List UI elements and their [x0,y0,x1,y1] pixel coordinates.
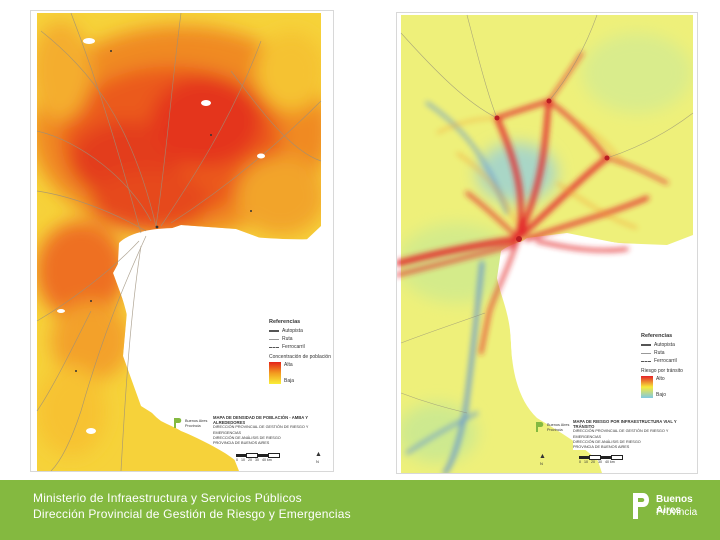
brand-name: Buenos Aires [656,494,693,516]
city-nodes [494,98,610,242]
density-map-graphic [36,12,331,471]
left-legend: Referencias Autopista Ruta Ferrocarril C… [269,319,331,386]
legend-title: Referencias [641,333,673,339]
right-title-block: MAPA DE RIESGO POR INFRAESTRUCTURA VIAL … [573,419,693,451]
right-legend: Referencias Autopista Ruta Ferrocarril R… [641,333,695,400]
lakes [57,38,265,434]
color-ramp-icon [269,362,281,384]
province-logo-icon [536,422,544,432]
scale-labels: 0 10 20 30 40 km [236,458,272,462]
medium-risk-corridors [436,116,638,230]
legend-row-ramp-title: Riesgo por tránsito [641,368,683,374]
legend-row-ramp-title: Concentración de población [269,354,331,360]
brand-subtitle: Provincia [656,507,698,518]
scale-labels: 0 10 20 30 40 km [579,460,615,464]
legend-title: Referencias [269,319,301,325]
legend-row-railway: Ferrocarril [641,358,695,364]
legend-row-ramp: Alta Baja [269,362,329,384]
transit-risk-map: Referencias Autopista Ruta Ferrocarril R… [396,12,698,474]
legend-row-railway: Ferrocarril [269,344,329,350]
north-arrow-icon: ▲ N [539,453,546,466]
left-title-block: MAPA DE DENSIDAD DE POBLACIÓN - AMBA Y A… [213,415,331,447]
north-arrow-icon: ▲ N [315,451,322,464]
legend-row-road: Ruta [269,336,329,342]
legend-row-highway: Autopista [269,328,329,334]
railway-line-icon [269,346,279,348]
road-line-icon [641,352,651,354]
footer-banner [0,480,720,540]
province-logo-icon [174,418,182,428]
color-ramp-icon [641,376,653,398]
logo-text: Buenos Aires Provincia [547,423,570,432]
land-area [401,15,693,473]
river-estuary [117,228,331,471]
legend-row-highway: Autopista [641,342,695,348]
legend-row-road: Ruta [641,350,695,356]
river-estuary [497,236,697,473]
directorate-name: Dirección Provincial de Gestión de Riesg… [33,507,351,521]
buenos-aires-logo-icon [633,493,649,519]
population-density-map: Referencias Autopista Ruta Ferrocarril C… [30,10,334,472]
highway-line-icon [269,330,279,332]
road-network [400,14,694,414]
risk-map-graphic [397,14,697,473]
railway-line-icon [641,360,651,362]
highway-line-icon [641,344,651,346]
ministry-name: Ministerio de Infraestructura y Servicio… [33,491,302,505]
logo-text: Buenos Aires Provincia [185,419,208,428]
road-line-icon [269,338,279,340]
scale-bar [236,453,280,458]
scale-bar [579,455,623,460]
legend-row-ramp: Alto Bajo [641,376,695,398]
high-risk-corridors [397,51,669,355]
locality-markers [75,50,252,372]
road-network [36,12,322,471]
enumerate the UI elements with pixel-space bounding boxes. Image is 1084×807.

### EXERCISE GOAL
Write out every line of the item above as a numbered list, with no blank lines and without the picture.

### THE SOLUTION
1. List UI elements and their [x0,y0,x1,y1] pixel coordinates.
2. brand-name: Buenos Aires [656,494,693,516]
3. city-nodes [494,98,610,242]
4. density-map-graphic [36,12,331,471]
5. left-legend: Referencias Autopista Ruta Ferrocarril C… [269,319,331,386]
6. legend-title: Referencias [641,333,673,339]
7. right-title-block: MAPA DE RIESGO POR INFRAESTRUCTURA VIAL … [573,419,693,451]
8. right-legend: Referencias Autopista Ruta Ferrocarril R… [641,333,695,400]
9. lakes [57,38,265,434]
10. color-ramp-icon [269,362,281,384]
11. province-logo-icon [536,422,544,432]
12. scale-labels: 0 10 20 30 40 km [236,458,272,462]
13. medium-risk-corridors [436,116,638,230]
14. legend-row-ramp-title: Riesgo por tránsito [641,368,683,374]
15. legend-row-ramp-title: Concentración de población [269,354,331,360]
16. brand-subtitle: Provincia [656,507,698,518]
17. scale-labels: 0 10 20 30 40 km [579,460,615,464]
18. legend-title: Referencias [269,319,301,325]
19. legend-row-railway: Ferrocarril [641,358,695,364]
20. legend-row-ramp: Alta Baja [269,362,329,384]
21. transit-risk-map: Referencias Autopista Ruta Ferrocarril R… [396,12,698,474]
22. legend-row-railway: Ferrocarril [269,344,329,350]
23. north-arrow-icon: ▲ N [539,453,546,466]
24. left-title-block: MAPA DE DENSIDAD DE POBLACIÓN - AMBA Y A… [213,415,331,447]
25. north-arrow-icon: ▲ N [315,451,322,464]
26. legend-row-road: Ruta [269,336,329,342]
27. legend-row-highway: Autopista [269,328,329,334]
28. railway-line-icon [269,346,279,348]
29. road-line-icon [641,352,651,354]
30. footer-banner [0,480,720,540]
31. province-logo-icon [174,418,182,428]
32. color-ramp-icon [641,376,653,398]
33. logo-text: Buenos Aires Provincia [547,423,570,432]
34. land-area [401,15,693,473]
35. river-estuary [117,228,331,471]
36. legend-row-highway: Autopista [641,342,695,348]
37. legend-row-road: Ruta [641,350,695,356]
38. river-estuary [497,236,697,473]
39. directorate-name: Dirección Provincial de Gestión de Riesg… [33,507,351,521]
40. buenos-aires-logo-icon [633,493,649,519]
41. population-density-map: Referencias Autopista Ruta Ferrocarril C… [30,10,334,472]
42. highway-line-icon [269,330,279,332]
43. road-network [400,14,694,414]
44. risk-map-graphic [397,14,697,473]
45. railway-line-icon [641,360,651,362]
46. highway-line-icon [641,344,651,346]
47. ministry-name: Ministerio de Infraestructura y Servicio… [33,491,302,505]
48. logo-text: Buenos Aires Provincia [185,419,208,428]
49. road-line-icon [269,338,279,340]
50. scale-bar [236,453,280,458]
51. scale-bar [579,455,623,460]
52. legend-row-ramp: Alto Bajo [641,376,695,398]
53. high-risk-corridors [397,51,669,355]
54. locality-markers [75,50,252,372]
55. road-network [36,12,322,471]
56. enumerate the UI elements with pixel-space bounding boxes. Image is 1084×807.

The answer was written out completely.